Copy, from the entries below, each line in which the string "政府采购工程预算" appears.

----------

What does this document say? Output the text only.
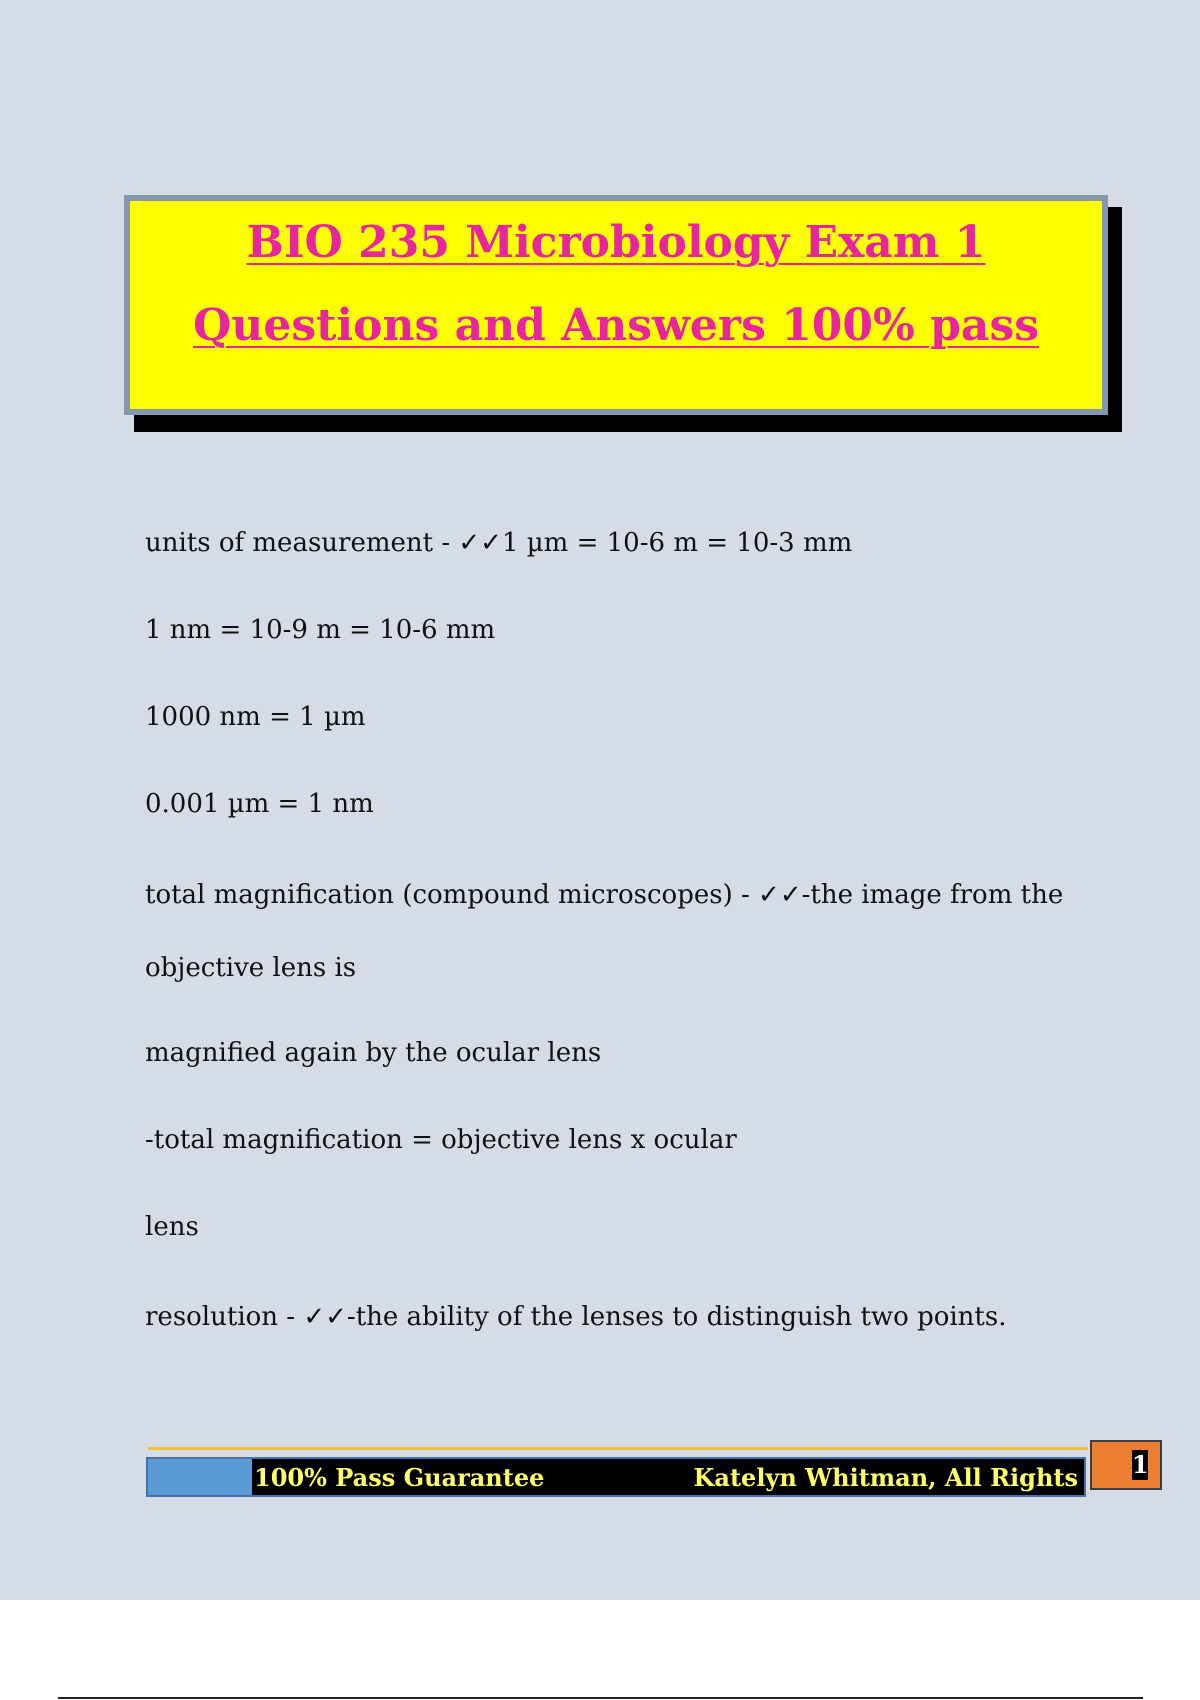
BIO 235 Microbiology Exam 1
Questions and Answers 100% pass
units of measurement - ✓✓1 µm = 10-6 m = 10-3 mm
1 nm = 10-9 m = 10-6 mm
1000 nm = 1 µm
0.001 µm = 1 nm
total magnification (compound microscopes) - ✓✓-the image from the
objective lens is
magnified again by the ocular lens
-total magnification = objective lens x ocular
lens
resolution - ✓✓-the ability of the lenses to distinguish two points.
100% Pass Guarantee	Katelyn Whitman, All Rights 1
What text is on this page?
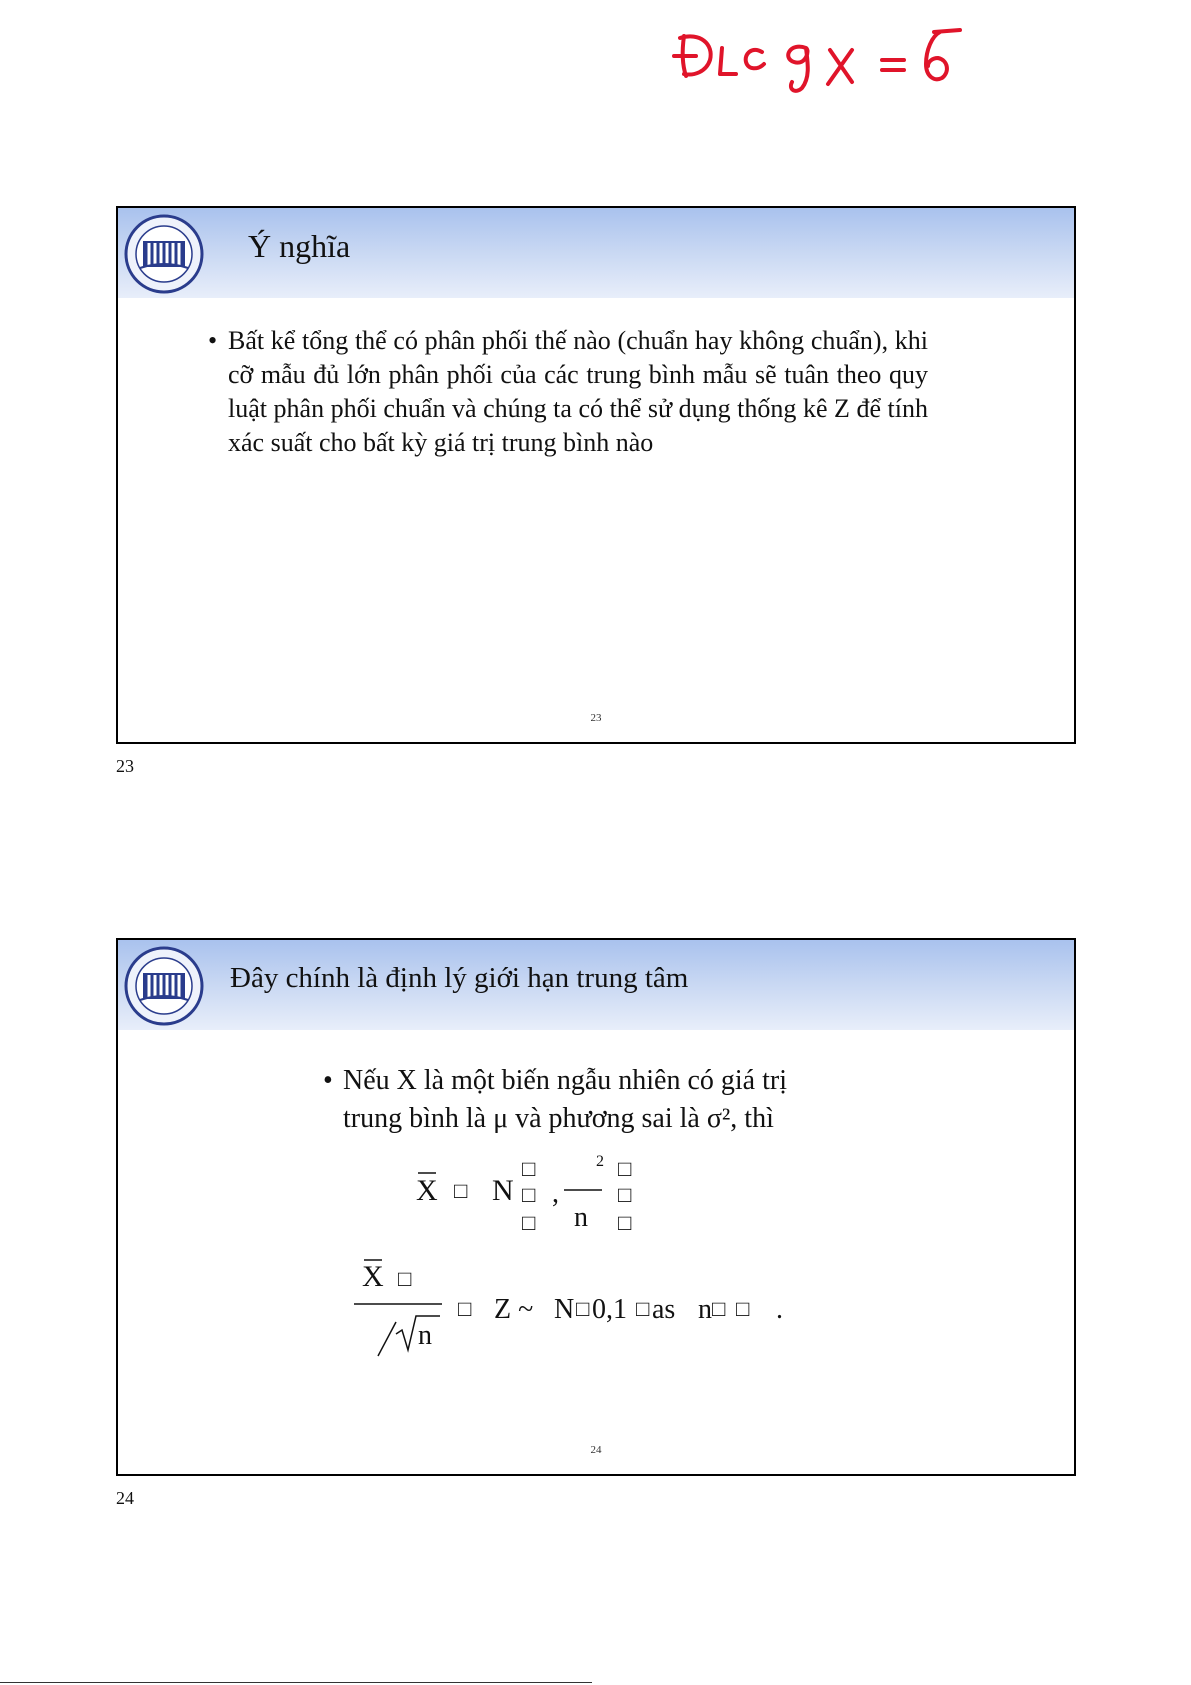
Ý nghĩa
• Bất kể tổng thể có phân phối thế nào (chuẩn hay không chuẩn), khi cỡ mẫu đủ lớn phân phối của các trung bình mẫu sẽ tuân theo quy luật phân phối chuẩn và chúng ta có thể sử dụng thống kê Z để tính xác suất cho bất kỳ giá trị trung bình nào
23
23
Đây chính là định lý giới hạn trung tâm
• Nếu X là một biến ngẫu nhiên có giá trị
trung bình là μ và phương sai là σ², thì
X □ N
□
□
□
,
2
n
□
□
□
X □
n
□ Z ~ N □ 0,1 □ as n □ □ .
24
24
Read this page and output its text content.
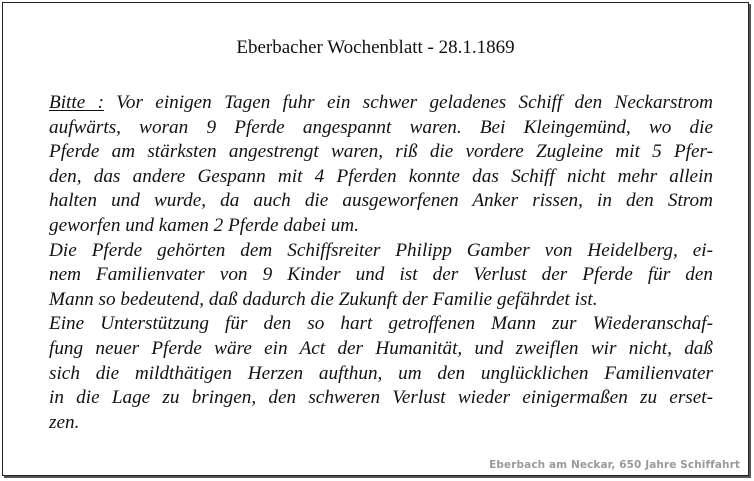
Eberbacher Wochenblatt - 28.1.1869
Bitte : Vor einigen Tagen fuhr ein schwer geladenes Schiff den Neckarstrom
aufwärts, woran 9 Pferde angespannt waren. Bei Kleingemünd, wo die
Pferde am stärksten angestrengt waren, riß die vordere Zugleine mit 5 Pfer-
den, das andere Gespann mit 4 Pferden konnte das Schiff nicht mehr allein
halten und wurde, da auch die ausgeworfenen Anker rissen, in den Strom
geworfen und kamen 2 Pferde dabei um.
Die Pferde gehörten dem Schiffsreiter Philipp Gamber von Heidelberg, ei-
nem Familienvater von 9 Kinder und ist der Verlust der Pferde für den
Mann so bedeutend, daß dadurch die Zukunft der Familie gefährdet ist.
Eine Unterstützung für den so hart getroffenen Mann zur Wiederanschaf-
fung neuer Pferde wäre ein Act der Humanität, und zweiflen wir nicht, daß
sich die mildthätigen Herzen aufthun, um den unglücklichen Familienvater
in die Lage zu bringen, den schweren Verlust wieder einigermaßen zu erset-
zen.
Eberbach am Neckar, 650 Jahre Schiffahrt
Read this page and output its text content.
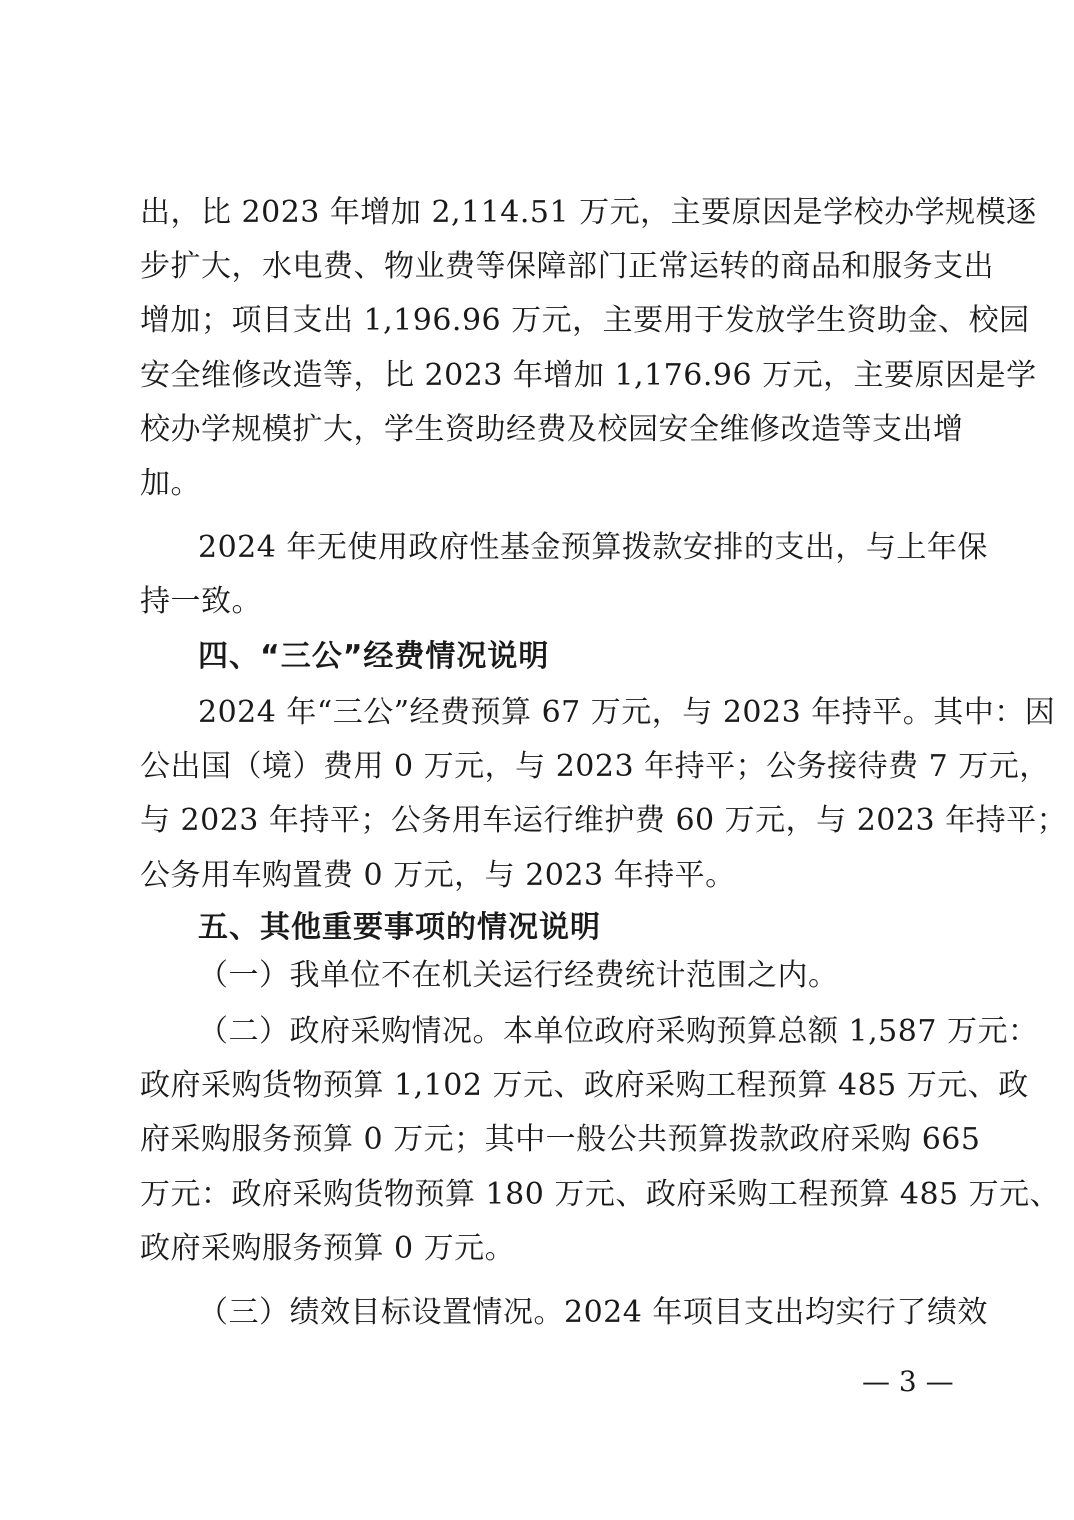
出，比 2023 年增加 2,114.51 万元，主要原因是学校办学规模逐
步扩大，水电费、物业费等保障部门正常运转的商品和服务支出
增加；项目支出 1,196.96 万元，主要用于发放学生资助金、校园
安全维修改造等，比 2023 年增加 1,176.96 万元，主要原因是学
校办学规模扩大，学生资助经费及校园安全维修改造等支出增
加。
2024 年无使用政府性基金预算拨款安排的支出，与上年保
持一致。
四、“三公”经费情况说明
2024 年“三公”经费预算 67 万元，与 2023 年持平。其中：因
公出国（境）费用 0 万元，与 2023 年持平；公务接待费 7 万元，
与 2023 年持平；公务用车运行维护费 60 万元，与 2023 年持平；
公务用车购置费 0 万元，与 2023 年持平。
五、其他重要事项的情况说明
（一）我单位不在机关运行经费统计范围之内。
（二）政府采购情况。本单位政府采购预算总额 1,587 万元：
政府采购货物预算 1,102 万元、政府采购工程预算 485 万元、政
府采购服务预算 0 万元；其中一般公共预算拨款政府采购 665
万元：政府采购货物预算 180 万元、政府采购工程预算 485 万元、
政府采购服务预算 0 万元。
（三）绩效目标设置情况。2024 年项目支出均实行了绩效
— 3 —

----------

* **Written reply**
政府采购货物预算 1,102 万元、政府采购工程预算 485 万元、政
万元：政府采购货物预算 180 万元、政府采购工程预算 485 万元、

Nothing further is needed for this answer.